WORK TO COMPLETE:
Sort through the entries below and pull out lines containing the word "type".

** Start DATA TO USE **

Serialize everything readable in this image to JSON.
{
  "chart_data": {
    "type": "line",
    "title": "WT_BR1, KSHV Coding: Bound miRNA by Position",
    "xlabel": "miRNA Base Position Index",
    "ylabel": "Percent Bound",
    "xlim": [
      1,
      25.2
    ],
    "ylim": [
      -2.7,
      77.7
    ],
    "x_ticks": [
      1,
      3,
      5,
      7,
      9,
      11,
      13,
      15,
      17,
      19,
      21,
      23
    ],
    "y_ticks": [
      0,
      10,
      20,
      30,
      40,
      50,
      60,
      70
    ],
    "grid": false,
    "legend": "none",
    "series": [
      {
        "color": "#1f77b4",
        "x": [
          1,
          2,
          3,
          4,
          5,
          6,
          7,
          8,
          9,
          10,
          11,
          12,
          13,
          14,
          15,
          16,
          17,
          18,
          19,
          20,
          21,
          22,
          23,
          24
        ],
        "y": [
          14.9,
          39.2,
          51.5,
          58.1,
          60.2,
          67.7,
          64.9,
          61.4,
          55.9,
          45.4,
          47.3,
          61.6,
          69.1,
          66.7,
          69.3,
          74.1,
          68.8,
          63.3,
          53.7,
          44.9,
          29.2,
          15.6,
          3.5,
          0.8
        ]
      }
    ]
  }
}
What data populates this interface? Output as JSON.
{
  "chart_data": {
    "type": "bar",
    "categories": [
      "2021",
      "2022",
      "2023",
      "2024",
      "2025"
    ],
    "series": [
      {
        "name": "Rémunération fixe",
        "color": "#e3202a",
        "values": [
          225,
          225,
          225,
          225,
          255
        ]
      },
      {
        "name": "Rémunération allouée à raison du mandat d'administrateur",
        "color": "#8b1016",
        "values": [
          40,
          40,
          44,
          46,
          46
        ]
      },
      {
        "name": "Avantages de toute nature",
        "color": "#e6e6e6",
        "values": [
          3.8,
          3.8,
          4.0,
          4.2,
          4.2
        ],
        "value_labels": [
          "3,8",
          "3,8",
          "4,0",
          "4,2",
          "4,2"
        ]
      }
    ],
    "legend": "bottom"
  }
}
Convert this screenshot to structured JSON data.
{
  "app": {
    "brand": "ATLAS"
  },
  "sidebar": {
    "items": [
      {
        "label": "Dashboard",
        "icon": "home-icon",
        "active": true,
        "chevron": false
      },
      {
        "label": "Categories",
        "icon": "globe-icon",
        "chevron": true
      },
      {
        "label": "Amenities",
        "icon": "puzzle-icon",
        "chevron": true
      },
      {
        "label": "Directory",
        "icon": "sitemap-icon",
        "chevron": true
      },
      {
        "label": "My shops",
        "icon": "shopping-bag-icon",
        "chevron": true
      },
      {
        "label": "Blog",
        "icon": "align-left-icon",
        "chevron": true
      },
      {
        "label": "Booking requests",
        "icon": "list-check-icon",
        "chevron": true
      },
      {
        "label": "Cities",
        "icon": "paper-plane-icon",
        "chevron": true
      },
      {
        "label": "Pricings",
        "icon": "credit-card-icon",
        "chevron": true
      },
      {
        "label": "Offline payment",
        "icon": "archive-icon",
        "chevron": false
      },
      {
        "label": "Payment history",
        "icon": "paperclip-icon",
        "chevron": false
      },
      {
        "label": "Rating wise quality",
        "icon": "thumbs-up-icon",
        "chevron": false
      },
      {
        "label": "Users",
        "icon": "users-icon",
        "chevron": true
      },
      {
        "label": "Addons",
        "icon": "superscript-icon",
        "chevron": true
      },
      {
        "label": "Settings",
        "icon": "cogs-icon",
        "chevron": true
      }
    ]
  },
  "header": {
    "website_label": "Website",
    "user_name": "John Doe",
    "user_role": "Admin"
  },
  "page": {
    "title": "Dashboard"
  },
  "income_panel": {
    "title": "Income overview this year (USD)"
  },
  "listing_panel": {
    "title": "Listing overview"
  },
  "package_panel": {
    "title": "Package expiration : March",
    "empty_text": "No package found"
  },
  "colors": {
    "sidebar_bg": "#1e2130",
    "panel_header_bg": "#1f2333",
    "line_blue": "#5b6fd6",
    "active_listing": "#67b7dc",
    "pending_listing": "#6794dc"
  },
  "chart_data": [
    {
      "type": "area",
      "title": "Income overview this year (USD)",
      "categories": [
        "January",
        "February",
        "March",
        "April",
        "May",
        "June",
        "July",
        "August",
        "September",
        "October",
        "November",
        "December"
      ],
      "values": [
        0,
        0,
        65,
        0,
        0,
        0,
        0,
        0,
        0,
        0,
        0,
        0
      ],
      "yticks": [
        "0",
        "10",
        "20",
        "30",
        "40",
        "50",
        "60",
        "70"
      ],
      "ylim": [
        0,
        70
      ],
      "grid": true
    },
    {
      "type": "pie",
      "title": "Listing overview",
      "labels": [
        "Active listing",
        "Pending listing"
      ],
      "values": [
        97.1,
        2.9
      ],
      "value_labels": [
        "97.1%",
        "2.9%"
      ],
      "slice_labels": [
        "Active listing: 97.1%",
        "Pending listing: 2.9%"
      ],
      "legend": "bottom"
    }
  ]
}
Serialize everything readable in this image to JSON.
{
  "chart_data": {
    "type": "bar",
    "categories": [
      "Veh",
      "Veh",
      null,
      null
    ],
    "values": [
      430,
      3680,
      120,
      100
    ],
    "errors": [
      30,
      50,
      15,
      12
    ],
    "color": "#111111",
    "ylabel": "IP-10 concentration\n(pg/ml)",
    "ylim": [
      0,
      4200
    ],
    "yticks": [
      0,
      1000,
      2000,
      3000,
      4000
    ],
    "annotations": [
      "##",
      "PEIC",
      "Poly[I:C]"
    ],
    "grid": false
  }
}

** End DATA TO USE **

WRITTEN ANSWER:
    "type": "line",
    "type": "bar",
      "type": "area",
      "type": "pie",
    "type": "bar",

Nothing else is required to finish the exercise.